## WHAT YOU SHOULD DO
Below is a listing; reproduce each line of it exactly.

## SOURCE DATA
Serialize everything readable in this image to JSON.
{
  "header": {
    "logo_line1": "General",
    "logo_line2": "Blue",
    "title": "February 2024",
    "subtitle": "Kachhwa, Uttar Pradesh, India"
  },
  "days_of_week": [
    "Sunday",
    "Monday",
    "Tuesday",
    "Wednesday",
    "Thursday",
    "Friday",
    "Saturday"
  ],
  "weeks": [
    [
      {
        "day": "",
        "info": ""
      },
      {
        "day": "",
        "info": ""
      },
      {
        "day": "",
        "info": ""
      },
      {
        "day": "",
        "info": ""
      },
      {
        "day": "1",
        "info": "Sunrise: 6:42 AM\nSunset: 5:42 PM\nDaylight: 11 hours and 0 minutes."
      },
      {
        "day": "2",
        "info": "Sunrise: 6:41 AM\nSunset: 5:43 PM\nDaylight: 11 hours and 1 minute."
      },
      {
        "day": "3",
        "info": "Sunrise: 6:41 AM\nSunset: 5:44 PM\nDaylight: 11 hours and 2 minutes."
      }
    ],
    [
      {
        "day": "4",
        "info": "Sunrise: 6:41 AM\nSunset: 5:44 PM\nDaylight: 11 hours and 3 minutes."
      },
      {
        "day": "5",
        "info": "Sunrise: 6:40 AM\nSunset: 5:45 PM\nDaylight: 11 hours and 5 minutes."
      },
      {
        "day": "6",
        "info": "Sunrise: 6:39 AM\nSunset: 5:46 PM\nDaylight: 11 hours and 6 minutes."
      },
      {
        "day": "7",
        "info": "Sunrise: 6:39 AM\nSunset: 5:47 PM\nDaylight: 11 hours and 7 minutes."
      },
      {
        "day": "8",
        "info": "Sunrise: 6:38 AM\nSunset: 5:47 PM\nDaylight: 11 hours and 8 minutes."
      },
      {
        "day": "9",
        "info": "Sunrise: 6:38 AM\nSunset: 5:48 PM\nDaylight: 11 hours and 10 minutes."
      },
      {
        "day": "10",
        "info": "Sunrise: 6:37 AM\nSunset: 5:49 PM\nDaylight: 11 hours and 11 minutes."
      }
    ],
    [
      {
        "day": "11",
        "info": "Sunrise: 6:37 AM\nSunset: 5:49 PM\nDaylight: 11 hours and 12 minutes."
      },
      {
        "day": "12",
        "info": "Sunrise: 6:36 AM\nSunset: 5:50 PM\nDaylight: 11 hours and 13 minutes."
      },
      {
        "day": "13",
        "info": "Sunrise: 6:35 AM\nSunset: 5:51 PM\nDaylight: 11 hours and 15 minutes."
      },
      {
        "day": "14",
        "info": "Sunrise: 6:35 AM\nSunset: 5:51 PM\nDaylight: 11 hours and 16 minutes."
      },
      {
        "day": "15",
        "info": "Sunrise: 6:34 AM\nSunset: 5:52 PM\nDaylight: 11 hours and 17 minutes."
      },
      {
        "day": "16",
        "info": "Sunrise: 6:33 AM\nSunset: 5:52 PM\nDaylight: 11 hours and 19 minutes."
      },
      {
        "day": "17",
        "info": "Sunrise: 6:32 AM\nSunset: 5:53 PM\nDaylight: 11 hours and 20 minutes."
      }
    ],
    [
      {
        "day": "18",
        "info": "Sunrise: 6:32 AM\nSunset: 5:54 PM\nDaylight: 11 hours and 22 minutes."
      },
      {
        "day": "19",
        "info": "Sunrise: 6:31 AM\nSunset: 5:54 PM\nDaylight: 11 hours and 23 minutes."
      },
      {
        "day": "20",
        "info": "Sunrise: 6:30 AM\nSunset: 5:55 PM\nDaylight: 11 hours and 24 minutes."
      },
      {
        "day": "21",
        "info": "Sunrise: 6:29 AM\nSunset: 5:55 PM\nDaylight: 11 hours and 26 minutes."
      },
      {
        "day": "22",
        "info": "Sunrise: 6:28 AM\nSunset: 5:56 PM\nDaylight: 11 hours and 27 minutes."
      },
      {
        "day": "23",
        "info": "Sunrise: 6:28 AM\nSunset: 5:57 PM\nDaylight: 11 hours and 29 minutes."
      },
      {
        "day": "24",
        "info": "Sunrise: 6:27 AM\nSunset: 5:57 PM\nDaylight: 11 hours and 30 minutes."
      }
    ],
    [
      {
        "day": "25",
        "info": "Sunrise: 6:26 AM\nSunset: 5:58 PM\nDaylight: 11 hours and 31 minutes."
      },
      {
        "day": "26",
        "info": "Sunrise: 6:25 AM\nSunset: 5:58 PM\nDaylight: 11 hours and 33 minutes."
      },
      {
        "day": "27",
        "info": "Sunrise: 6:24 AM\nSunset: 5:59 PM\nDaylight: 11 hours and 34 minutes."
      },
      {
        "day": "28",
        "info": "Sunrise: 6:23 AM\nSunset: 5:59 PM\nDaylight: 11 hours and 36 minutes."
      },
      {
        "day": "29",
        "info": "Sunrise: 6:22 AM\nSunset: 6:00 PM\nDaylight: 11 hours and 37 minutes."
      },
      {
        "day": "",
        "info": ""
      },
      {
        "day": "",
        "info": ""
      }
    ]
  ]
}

## EXERCISE RESULT
Serialize everything readable in this image to JSON.
{
  "header": {
    "logo_line1": "General",
    "logo_line2": "Blue",
    "title": "February 2024",
    "subtitle": "Kachhwa, Uttar Pradesh, India"
  },
  "days_of_week": [
    "Sunday",
    "Monday",
    "Tuesday",
    "Wednesday",
    "Thursday",
    "Friday",
    "Saturday"
  ],
  "weeks": [
    [
      {
        "day": "",
        "info": ""
      },
      {
        "day": "",
        "info": ""
      },
      {
        "day": "",
        "info": ""
      },
      {
        "day": "",
        "info": ""
      },
      {
        "day": "1",
        "info": "Sunrise: 6:42 AM\nSunset: 5:42 PM\nDaylight: 11 hours and 0 minutes."
      },
      {
        "day": "2",
        "info": "Sunrise: 6:41 AM\nSunset: 5:43 PM\nDaylight: 11 hours and 1 minute."
      },
      {
        "day": "3",
        "info": "Sunrise: 6:41 AM\nSunset: 5:44 PM\nDaylight: 11 hours and 2 minutes."
      }
    ],
    [
      {
        "day": "4",
        "info": "Sunrise: 6:41 AM\nSunset: 5:44 PM\nDaylight: 11 hours and 3 minutes."
      },
      {
        "day": "5",
        "info": "Sunrise: 6:40 AM\nSunset: 5:45 PM\nDaylight: 11 hours and 5 minutes."
      },
      {
        "day": "6",
        "info": "Sunrise: 6:39 AM\nSunset: 5:46 PM\nDaylight: 11 hours and 6 minutes."
      },
      {
        "day": "7",
        "info": "Sunrise: 6:39 AM\nSunset: 5:47 PM\nDaylight: 11 hours and 7 minutes."
      },
      {
        "day": "8",
        "info": "Sunrise: 6:38 AM\nSunset: 5:47 PM\nDaylight: 11 hours and 8 minutes."
      },
      {
        "day": "9",
        "info": "Sunrise: 6:38 AM\nSunset: 5:48 PM\nDaylight: 11 hours and 10 minutes."
      },
      {
        "day": "10",
        "info": "Sunrise: 6:37 AM\nSunset: 5:49 PM\nDaylight: 11 hours and 11 minutes."
      }
    ],
    [
      {
        "day": "11",
        "info": "Sunrise: 6:37 AM\nSunset: 5:49 PM\nDaylight: 11 hours and 12 minutes."
      },
      {
        "day": "12",
        "info": "Sunrise: 6:36 AM\nSunset: 5:50 PM\nDaylight: 11 hours and 13 minutes."
      },
      {
        "day": "13",
        "info": "Sunrise: 6:35 AM\nSunset: 5:51 PM\nDaylight: 11 hours and 15 minutes."
      },
      {
        "day": "14",
        "info": "Sunrise: 6:35 AM\nSunset: 5:51 PM\nDaylight: 11 hours and 16 minutes."
      },
      {
        "day": "15",
        "info": "Sunrise: 6:34 AM\nSunset: 5:52 PM\nDaylight: 11 hours and 17 minutes."
      },
      {
        "day": "16",
        "info": "Sunrise: 6:33 AM\nSunset: 5:52 PM\nDaylight: 11 hours and 19 minutes."
      },
      {
        "day": "17",
        "info": "Sunrise: 6:32 AM\nSunset: 5:53 PM\nDaylight: 11 hours and 20 minutes."
      }
    ],
    [
      {
        "day": "18",
        "info": "Sunrise: 6:32 AM\nSunset: 5:54 PM\nDaylight: 11 hours and 22 minutes."
      },
      {
        "day": "19",
        "info": "Sunrise: 6:31 AM\nSunset: 5:54 PM\nDaylight: 11 hours and 23 minutes."
      },
      {
        "day": "20",
        "info": "Sunrise: 6:30 AM\nSunset: 5:55 PM\nDaylight: 11 hours and 24 minutes."
      },
      {
        "day": "21",
        "info": "Sunrise: 6:29 AM\nSunset: 5:55 PM\nDaylight: 11 hours and 26 minutes."
      },
      {
        "day": "22",
        "info": "Sunrise: 6:28 AM\nSunset: 5:56 PM\nDaylight: 11 hours and 27 minutes."
      },
      {
        "day": "23",
        "info": "Sunrise: 6:28 AM\nSunset: 5:57 PM\nDaylight: 11 hours and 29 minutes."
      },
      {
        "day": "24",
        "info": "Sunrise: 6:27 AM\nSunset: 5:57 PM\nDaylight: 11 hours and 30 minutes."
      }
    ],
    [
      {
        "day": "25",
        "info": "Sunrise: 6:26 AM\nSunset: 5:58 PM\nDaylight: 11 hours and 31 minutes."
      },
      {
        "day": "26",
        "info": "Sunrise: 6:25 AM\nSunset: 5:58 PM\nDaylight: 11 hours and 33 minutes."
      },
      {
        "day": "27",
        "info": "Sunrise: 6:24 AM\nSunset: 5:59 PM\nDaylight: 11 hours and 34 minutes."
      },
      {
        "day": "28",
        "info": "Sunrise: 6:23 AM\nSunset: 5:59 PM\nDaylight: 11 hours and 36 minutes."
      },
      {
        "day": "29",
        "info": "Sunrise: 6:22 AM\nSunset: 6:00 PM\nDaylight: 11 hours and 37 minutes."
      },
      {
        "day": "",
        "info": ""
      },
      {
        "day": "",
        "info": ""
      }
    ]
  ]
}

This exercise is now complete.